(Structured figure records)
--------

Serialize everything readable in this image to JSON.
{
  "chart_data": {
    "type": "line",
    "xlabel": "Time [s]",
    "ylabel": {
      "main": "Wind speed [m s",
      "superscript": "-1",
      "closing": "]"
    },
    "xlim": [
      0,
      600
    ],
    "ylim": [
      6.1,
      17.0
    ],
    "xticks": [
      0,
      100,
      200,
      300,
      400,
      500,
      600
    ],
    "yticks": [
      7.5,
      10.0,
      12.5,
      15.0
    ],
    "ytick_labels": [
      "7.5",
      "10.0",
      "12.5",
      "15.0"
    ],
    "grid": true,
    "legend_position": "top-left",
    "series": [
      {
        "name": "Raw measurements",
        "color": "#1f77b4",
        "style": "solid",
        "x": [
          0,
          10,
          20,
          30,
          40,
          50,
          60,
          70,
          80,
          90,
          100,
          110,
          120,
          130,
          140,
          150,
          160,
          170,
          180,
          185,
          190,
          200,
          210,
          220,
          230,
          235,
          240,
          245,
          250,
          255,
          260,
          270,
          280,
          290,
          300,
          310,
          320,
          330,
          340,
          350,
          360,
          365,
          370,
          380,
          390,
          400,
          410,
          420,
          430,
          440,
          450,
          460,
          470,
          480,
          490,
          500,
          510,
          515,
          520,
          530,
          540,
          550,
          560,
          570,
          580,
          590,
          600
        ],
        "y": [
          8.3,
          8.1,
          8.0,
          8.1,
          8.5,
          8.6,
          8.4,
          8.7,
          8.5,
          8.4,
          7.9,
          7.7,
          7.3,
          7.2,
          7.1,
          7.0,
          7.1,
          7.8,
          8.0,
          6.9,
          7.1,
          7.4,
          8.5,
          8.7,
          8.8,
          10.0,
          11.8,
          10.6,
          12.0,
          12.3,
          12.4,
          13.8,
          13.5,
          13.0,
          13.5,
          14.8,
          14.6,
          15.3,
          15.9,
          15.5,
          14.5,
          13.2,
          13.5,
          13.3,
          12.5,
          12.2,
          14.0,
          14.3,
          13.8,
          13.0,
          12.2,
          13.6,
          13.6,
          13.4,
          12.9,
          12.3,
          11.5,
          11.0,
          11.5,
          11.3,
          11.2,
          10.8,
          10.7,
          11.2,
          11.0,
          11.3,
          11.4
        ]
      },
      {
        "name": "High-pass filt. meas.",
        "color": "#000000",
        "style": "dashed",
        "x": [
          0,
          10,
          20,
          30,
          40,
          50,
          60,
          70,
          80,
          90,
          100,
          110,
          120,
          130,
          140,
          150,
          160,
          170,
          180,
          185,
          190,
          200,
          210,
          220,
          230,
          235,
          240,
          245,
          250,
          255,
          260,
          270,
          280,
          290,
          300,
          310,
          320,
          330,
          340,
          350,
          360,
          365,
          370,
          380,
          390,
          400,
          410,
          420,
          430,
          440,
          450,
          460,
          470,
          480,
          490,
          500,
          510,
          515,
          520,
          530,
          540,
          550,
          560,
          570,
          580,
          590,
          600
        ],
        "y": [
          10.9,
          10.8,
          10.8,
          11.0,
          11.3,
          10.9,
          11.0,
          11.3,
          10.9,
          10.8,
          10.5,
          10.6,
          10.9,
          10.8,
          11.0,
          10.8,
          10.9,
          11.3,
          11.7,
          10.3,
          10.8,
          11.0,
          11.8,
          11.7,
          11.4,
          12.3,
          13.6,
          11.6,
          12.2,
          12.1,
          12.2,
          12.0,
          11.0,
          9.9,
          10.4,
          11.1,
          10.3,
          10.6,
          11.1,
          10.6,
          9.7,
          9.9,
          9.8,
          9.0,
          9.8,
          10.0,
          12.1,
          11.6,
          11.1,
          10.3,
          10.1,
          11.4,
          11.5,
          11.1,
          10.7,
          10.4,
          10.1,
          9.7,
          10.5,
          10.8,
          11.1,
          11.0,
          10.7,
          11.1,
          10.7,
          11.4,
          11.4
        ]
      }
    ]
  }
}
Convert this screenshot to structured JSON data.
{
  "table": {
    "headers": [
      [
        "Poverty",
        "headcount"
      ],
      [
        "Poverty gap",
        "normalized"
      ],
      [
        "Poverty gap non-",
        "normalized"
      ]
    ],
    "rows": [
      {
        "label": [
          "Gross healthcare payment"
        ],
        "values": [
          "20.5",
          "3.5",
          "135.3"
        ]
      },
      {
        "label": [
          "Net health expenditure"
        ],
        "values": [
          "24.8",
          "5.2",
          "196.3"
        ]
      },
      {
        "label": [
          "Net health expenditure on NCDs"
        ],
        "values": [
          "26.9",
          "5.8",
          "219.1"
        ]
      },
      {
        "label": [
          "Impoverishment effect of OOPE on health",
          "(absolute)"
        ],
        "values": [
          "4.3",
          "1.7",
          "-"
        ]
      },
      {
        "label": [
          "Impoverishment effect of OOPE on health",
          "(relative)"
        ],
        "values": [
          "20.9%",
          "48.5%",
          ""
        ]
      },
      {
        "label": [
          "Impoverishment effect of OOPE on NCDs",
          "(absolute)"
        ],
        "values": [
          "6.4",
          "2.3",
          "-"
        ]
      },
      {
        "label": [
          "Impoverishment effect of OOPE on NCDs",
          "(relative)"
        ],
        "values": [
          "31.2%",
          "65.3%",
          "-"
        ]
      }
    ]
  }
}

--------

TASK DESCRIPTION: Write out the lines above, starting at the line that contains "Convert this screenshot" and ending with the final line, and nothing else; copy them exactly.

EXERCISE SOLUTION:
Convert this screenshot to structured JSON data.
{
  "table": {
    "headers": [
      [
        "Poverty",
        "headcount"
      ],
      [
        "Poverty gap",
        "normalized"
      ],
      [
        "Poverty gap non-",
        "normalized"
      ]
    ],
    "rows": [
      {
        "label": [
          "Gross healthcare payment"
        ],
        "values": [
          "20.5",
          "3.5",
          "135.3"
        ]
      },
      {
        "label": [
          "Net health expenditure"
        ],
        "values": [
          "24.8",
          "5.2",
          "196.3"
        ]
      },
      {
        "label": [
          "Net health expenditure on NCDs"
        ],
        "values": [
          "26.9",
          "5.8",
          "219.1"
        ]
      },
      {
        "label": [
          "Impoverishment effect of OOPE on health",
          "(absolute)"
        ],
        "values": [
          "4.3",
          "1.7",
          "-"
        ]
      },
      {
        "label": [
          "Impoverishment effect of OOPE on health",
          "(relative)"
        ],
        "values": [
          "20.9%",
          "48.5%",
          ""
        ]
      },
      {
        "label": [
          "Impoverishment effect of OOPE on NCDs",
          "(absolute)"
        ],
        "values": [
          "6.4",
          "2.3",
          "-"
        ]
      },
      {
        "label": [
          "Impoverishment effect of OOPE on NCDs",
          "(relative)"
        ],
        "values": [
          "31.2%",
          "65.3%",
          "-"
        ]
      }
    ]
  }
}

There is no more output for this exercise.